■ EXERCISE
Drop the pictures from the entries below, then reproduce the rest exactly.

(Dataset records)
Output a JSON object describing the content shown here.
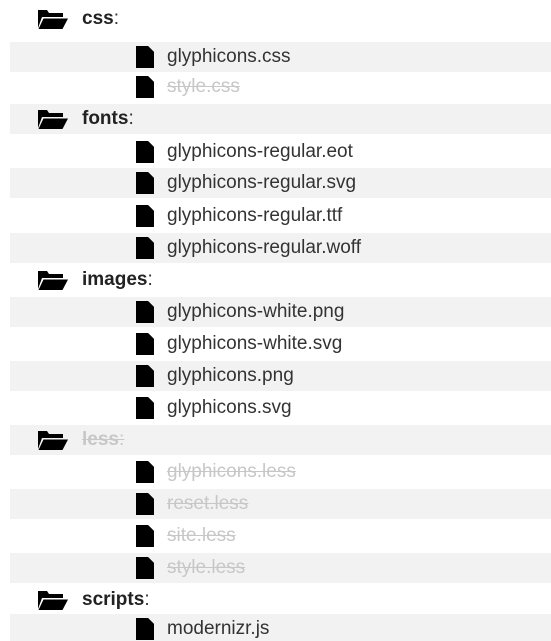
{
  "tree": {
    "css": {
      "name": "css",
      "separator": ":",
      "icon": "folder-open-icon",
      "files": [
        {
          "name": "glyphicons.css",
          "icon": "file-icon"
        },
        {
          "name": "style.css",
          "icon": "file-icon",
          "state": "removed"
        }
      ]
    },
    "fonts": {
      "name": "fonts",
      "separator": ":",
      "icon": "folder-open-icon",
      "files": [
        {
          "name": "glyphicons-regular.eot",
          "icon": "file-icon"
        },
        {
          "name": "glyphicons-regular.svg",
          "icon": "file-icon"
        },
        {
          "name": "glyphicons-regular.ttf",
          "icon": "file-icon"
        },
        {
          "name": "glyphicons-regular.woff",
          "icon": "file-icon"
        }
      ]
    },
    "images": {
      "name": "images",
      "separator": ":",
      "icon": "folder-open-icon",
      "files": [
        {
          "name": "glyphicons-white.png",
          "icon": "file-icon"
        },
        {
          "name": "glyphicons-white.svg",
          "icon": "file-icon"
        },
        {
          "name": "glyphicons.png",
          "icon": "file-icon"
        },
        {
          "name": "glyphicons.svg",
          "icon": "file-icon"
        }
      ]
    },
    "less": {
      "name": "less",
      "separator": ":",
      "icon": "folder-open-icon",
      "state": "removed",
      "files": [
        {
          "name": "glyphicons.less",
          "icon": "file-icon",
          "state": "removed"
        },
        {
          "name": "reset.less",
          "icon": "file-icon",
          "state": "removed"
        },
        {
          "name": "site.less",
          "icon": "file-icon",
          "state": "removed"
        },
        {
          "name": "style.less",
          "icon": "file-icon",
          "state": "removed"
        }
      ]
    },
    "scripts": {
      "name": "scripts",
      "separator": ":",
      "icon": "folder-open-icon",
      "files": [
        {
          "name": "modernizr.js",
          "icon": "file-icon"
        }
      ]
    }
  },
  "colors": {
    "row_shade": "#f2f2f2",
    "text": "#333333",
    "folder_icon": "#2f2f2f",
    "file_icon": "#8a8a8a",
    "removed": "#c7c7c7"
  }
}
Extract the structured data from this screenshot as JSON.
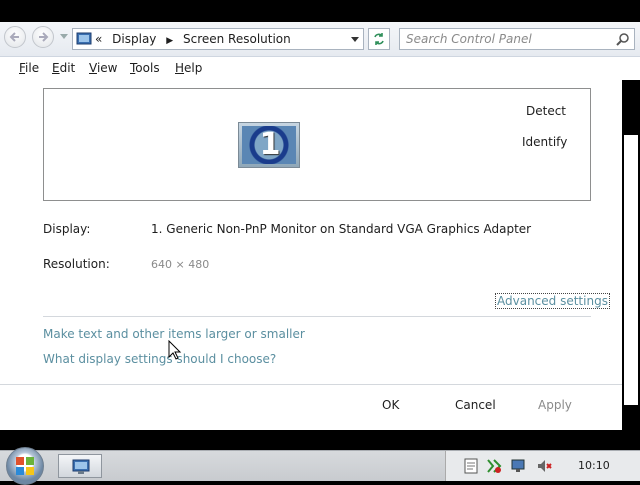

■ SOLVED PROBLEM
Output a JSON object describing the content shown here.
{
  "tree": {
    "css": {
      "name": "css",
      "separator": ":",
      "icon": "folder-open-icon",
      "files": [
        {
          "name": "glyphicons.css",
          "icon": "file-icon"
        },
        {
          "name": "style.css",
          "icon": "file-icon",
          "state": "removed"
        }
      ]
    },
    "fonts": {
      "name": "fonts",
      "separator": ":",
      "icon": "folder-open-icon",
      "files": [
        {
          "name": "glyphicons-regular.eot",
          "icon": "file-icon"
        },
        {
          "name": "glyphicons-regular.svg",
          "icon": "file-icon"
        },
        {
          "name": "glyphicons-regular.ttf",
          "icon": "file-icon"
        },
        {
          "name": "glyphicons-regular.woff",
          "icon": "file-icon"
        }
      ]
    },
    "images": {
      "name": "images",
      "separator": ":",
      "icon": "folder-open-icon",
      "files": [
        {
          "name": "glyphicons-white.png",
          "icon": "file-icon"
        },
        {
          "name": "glyphicons-white.svg",
          "icon": "file-icon"
        },
        {
          "name": "glyphicons.png",
          "icon": "file-icon"
        },
        {
          "name": "glyphicons.svg",
          "icon": "file-icon"
        }
      ]
    },
    "less": {
      "name": "less",
      "separator": ":",
      "icon": "folder-open-icon",
      "state": "removed",
      "files": [
        {
          "name": "glyphicons.less",
          "icon": "file-icon",
          "state": "removed"
        },
        {
          "name": "reset.less",
          "icon": "file-icon",
          "state": "removed"
        },
        {
          "name": "site.less",
          "icon": "file-icon",
          "state": "removed"
        },
        {
          "name": "style.less",
          "icon": "file-icon",
          "state": "removed"
        }
      ]
    },
    "scripts": {
      "name": "scripts",
      "separator": ":",
      "icon": "folder-open-icon",
      "files": [
        {
          "name": "modernizr.js",
          "icon": "file-icon"
        }
      ]
    }
  },
  "colors": {
    "row_shade": "#f2f2f2",
    "text": "#333333",
    "folder_icon": "#2f2f2f",
    "file_icon": "#8a8a8a",
    "removed": "#c7c7c7"
  }
}
Extract the structured data from this screenshot as JSON.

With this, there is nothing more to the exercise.